**Given instruction:**
Give back the full material, exactly as it reads.

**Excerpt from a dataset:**

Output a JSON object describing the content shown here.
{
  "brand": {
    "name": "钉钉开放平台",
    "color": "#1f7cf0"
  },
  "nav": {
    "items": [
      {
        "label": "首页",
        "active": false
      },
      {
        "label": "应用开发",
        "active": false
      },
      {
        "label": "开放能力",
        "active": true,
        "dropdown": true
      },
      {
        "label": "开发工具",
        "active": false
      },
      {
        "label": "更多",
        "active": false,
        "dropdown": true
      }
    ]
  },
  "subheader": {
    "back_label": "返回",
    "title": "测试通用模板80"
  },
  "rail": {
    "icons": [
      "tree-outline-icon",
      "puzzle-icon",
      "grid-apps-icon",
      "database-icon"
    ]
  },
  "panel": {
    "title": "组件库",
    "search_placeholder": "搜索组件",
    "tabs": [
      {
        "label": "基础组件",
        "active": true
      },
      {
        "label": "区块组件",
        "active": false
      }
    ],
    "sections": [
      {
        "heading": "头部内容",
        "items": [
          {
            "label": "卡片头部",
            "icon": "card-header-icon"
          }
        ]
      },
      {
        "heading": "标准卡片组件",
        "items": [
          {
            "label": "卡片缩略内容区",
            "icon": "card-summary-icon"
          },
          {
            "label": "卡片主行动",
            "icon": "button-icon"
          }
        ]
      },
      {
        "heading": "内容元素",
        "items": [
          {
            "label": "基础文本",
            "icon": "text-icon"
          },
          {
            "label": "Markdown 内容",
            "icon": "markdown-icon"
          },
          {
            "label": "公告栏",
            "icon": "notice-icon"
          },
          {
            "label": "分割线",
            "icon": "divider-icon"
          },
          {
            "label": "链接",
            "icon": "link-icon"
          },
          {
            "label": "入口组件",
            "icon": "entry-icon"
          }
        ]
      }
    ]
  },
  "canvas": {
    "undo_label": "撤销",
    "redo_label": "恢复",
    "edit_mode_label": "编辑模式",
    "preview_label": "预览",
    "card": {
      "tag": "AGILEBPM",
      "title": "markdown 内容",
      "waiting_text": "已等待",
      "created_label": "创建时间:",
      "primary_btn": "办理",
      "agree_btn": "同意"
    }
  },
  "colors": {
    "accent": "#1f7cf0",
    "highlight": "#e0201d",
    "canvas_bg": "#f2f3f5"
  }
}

**Output below:**
Output a JSON object describing the content shown here.
{
  "brand": {
    "name": "钉钉开放平台",
    "color": "#1f7cf0"
  },
  "nav": {
    "items": [
      {
        "label": "首页",
        "active": false
      },
      {
        "label": "应用开发",
        "active": false
      },
      {
        "label": "开放能力",
        "active": true,
        "dropdown": true
      },
      {
        "label": "开发工具",
        "active": false
      },
      {
        "label": "更多",
        "active": false,
        "dropdown": true
      }
    ]
  },
  "subheader": {
    "back_label": "返回",
    "title": "测试通用模板80"
  },
  "rail": {
    "icons": [
      "tree-outline-icon",
      "puzzle-icon",
      "grid-apps-icon",
      "database-icon"
    ]
  },
  "panel": {
    "title": "组件库",
    "search_placeholder": "搜索组件",
    "tabs": [
      {
        "label": "基础组件",
        "active": true
      },
      {
        "label": "区块组件",
        "active": false
      }
    ],
    "sections": [
      {
        "heading": "头部内容",
        "items": [
          {
            "label": "卡片头部",
            "icon": "card-header-icon"
          }
        ]
      },
      {
        "heading": "标准卡片组件",
        "items": [
          {
            "label": "卡片缩略内容区",
            "icon": "card-summary-icon"
          },
          {
            "label": "卡片主行动",
            "icon": "button-icon"
          }
        ]
      },
      {
        "heading": "内容元素",
        "items": [
          {
            "label": "基础文本",
            "icon": "text-icon"
          },
          {
            "label": "Markdown 内容",
            "icon": "markdown-icon"
          },
          {
            "label": "公告栏",
            "icon": "notice-icon"
          },
          {
            "label": "分割线",
            "icon": "divider-icon"
          },
          {
            "label": "链接",
            "icon": "link-icon"
          },
          {
            "label": "入口组件",
            "icon": "entry-icon"
          }
        ]
      }
    ]
  },
  "canvas": {
    "undo_label": "撤销",
    "redo_label": "恢复",
    "edit_mode_label": "编辑模式",
    "preview_label": "预览",
    "card": {
      "tag": "AGILEBPM",
      "title": "markdown 内容",
      "waiting_text": "已等待",
      "created_label": "创建时间:",
      "primary_btn": "办理",
      "agree_btn": "同意"
    }
  },
  "colors": {
    "accent": "#1f7cf0",
    "highlight": "#e0201d",
    "canvas_bg": "#f2f3f5"
  }
}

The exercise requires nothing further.